┌─ SUPPLIED ENTRIES

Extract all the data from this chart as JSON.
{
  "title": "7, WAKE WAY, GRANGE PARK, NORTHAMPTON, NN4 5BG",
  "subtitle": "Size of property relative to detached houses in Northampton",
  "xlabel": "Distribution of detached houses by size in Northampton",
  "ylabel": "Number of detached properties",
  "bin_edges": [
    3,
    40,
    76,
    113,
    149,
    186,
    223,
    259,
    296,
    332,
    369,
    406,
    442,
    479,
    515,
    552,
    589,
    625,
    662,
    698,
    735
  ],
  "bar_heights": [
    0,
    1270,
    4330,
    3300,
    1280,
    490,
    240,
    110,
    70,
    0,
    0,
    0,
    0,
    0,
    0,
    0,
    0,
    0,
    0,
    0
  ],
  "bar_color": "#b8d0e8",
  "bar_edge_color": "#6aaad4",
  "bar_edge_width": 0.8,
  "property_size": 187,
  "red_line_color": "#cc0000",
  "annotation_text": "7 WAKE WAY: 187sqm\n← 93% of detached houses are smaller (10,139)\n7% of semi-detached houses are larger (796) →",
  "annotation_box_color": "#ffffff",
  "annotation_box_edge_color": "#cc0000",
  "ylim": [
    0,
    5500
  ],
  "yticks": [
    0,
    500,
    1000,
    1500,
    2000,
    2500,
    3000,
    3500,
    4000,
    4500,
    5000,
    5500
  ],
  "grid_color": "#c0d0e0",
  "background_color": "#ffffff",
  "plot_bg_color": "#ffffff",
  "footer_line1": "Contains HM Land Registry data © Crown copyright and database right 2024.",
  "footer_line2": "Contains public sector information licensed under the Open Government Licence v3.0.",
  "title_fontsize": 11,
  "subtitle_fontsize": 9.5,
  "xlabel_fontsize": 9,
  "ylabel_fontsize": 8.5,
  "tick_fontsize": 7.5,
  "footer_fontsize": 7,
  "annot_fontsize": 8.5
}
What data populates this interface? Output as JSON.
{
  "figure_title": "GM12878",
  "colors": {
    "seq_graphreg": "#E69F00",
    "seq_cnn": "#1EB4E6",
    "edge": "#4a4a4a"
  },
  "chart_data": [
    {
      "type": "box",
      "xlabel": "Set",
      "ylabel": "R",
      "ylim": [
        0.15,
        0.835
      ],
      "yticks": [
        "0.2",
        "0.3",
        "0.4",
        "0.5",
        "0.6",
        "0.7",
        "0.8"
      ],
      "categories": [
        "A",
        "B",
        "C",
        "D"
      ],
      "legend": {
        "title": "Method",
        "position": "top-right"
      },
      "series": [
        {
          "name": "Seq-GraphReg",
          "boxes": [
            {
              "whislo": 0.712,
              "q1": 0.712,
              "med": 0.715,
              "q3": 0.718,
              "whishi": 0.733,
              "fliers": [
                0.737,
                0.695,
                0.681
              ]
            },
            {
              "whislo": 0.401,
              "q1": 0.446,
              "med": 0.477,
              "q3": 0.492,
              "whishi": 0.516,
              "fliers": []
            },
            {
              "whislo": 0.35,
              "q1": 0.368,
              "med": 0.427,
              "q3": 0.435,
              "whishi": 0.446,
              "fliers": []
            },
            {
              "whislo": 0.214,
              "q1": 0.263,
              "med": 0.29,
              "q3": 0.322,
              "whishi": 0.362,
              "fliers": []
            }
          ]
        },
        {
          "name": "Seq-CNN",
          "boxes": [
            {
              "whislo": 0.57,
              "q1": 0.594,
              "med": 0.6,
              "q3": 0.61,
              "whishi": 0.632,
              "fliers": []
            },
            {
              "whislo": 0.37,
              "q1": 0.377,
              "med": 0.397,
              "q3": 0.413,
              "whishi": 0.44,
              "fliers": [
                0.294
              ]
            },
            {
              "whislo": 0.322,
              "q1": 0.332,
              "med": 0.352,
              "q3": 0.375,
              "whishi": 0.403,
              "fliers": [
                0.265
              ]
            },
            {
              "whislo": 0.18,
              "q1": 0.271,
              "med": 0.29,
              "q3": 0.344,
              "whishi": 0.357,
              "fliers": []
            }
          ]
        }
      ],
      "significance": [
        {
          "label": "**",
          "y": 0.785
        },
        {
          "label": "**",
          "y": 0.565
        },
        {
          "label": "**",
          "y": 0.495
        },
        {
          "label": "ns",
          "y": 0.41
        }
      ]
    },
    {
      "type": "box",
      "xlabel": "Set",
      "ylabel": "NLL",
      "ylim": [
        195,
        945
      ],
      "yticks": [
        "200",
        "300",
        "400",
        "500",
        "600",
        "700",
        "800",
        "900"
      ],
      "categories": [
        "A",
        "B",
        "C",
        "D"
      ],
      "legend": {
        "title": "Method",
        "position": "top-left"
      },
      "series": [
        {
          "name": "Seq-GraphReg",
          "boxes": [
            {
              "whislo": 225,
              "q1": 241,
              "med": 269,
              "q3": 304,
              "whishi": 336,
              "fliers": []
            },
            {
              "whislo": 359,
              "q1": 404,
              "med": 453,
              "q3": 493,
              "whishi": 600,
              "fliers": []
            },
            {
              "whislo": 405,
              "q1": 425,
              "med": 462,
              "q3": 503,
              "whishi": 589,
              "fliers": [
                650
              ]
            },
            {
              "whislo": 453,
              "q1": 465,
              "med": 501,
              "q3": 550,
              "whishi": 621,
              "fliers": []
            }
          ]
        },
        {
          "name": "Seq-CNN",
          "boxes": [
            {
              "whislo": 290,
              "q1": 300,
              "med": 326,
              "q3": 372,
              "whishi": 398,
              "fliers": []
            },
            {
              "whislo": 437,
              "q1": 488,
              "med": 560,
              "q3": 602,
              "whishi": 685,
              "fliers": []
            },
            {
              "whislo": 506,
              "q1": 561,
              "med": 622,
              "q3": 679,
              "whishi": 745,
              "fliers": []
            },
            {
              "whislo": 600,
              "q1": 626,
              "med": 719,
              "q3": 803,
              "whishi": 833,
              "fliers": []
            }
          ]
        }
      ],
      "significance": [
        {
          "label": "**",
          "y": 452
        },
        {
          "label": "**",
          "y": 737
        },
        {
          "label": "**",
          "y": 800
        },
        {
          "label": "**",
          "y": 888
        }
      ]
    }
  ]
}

└─

— EXERCISE BRIEF —
Pull out every line in the material above where "position" occurs.

— CORRECT OUTPUT —
        "position": "top-right"
        "position": "top-left"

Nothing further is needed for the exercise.